What you will do
Check each line of the material below, and copy it if it holds the string "xlabel".

Records supplied

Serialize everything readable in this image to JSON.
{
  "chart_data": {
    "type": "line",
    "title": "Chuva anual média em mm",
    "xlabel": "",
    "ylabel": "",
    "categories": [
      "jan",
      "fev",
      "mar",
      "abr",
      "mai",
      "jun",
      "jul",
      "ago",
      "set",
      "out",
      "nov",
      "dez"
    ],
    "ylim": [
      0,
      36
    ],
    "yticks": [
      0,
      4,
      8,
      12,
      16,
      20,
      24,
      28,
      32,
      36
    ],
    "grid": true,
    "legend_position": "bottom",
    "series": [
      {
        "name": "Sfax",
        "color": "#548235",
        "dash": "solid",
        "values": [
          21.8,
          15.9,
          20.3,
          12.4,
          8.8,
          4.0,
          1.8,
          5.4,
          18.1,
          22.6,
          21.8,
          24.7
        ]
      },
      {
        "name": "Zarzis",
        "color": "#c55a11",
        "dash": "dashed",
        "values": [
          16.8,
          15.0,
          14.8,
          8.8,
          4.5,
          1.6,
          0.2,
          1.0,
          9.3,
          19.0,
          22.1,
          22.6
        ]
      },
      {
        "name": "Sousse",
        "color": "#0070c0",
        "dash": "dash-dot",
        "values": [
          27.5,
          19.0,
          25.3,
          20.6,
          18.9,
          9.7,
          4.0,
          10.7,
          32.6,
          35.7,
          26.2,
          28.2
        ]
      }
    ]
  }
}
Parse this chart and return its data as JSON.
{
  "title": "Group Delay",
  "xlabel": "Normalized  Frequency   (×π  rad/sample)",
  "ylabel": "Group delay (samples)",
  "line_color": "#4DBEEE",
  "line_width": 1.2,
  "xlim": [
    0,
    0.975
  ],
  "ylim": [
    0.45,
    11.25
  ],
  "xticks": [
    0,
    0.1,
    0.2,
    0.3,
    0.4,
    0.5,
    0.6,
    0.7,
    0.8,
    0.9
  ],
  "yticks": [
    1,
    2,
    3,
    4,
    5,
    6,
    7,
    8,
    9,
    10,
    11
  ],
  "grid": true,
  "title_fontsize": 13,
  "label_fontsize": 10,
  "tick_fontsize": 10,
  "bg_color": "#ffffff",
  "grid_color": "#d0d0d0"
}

Answer
    "xlabel": "",
  "xlabel": "Normalized  Frequency   (×π  rad/sample)",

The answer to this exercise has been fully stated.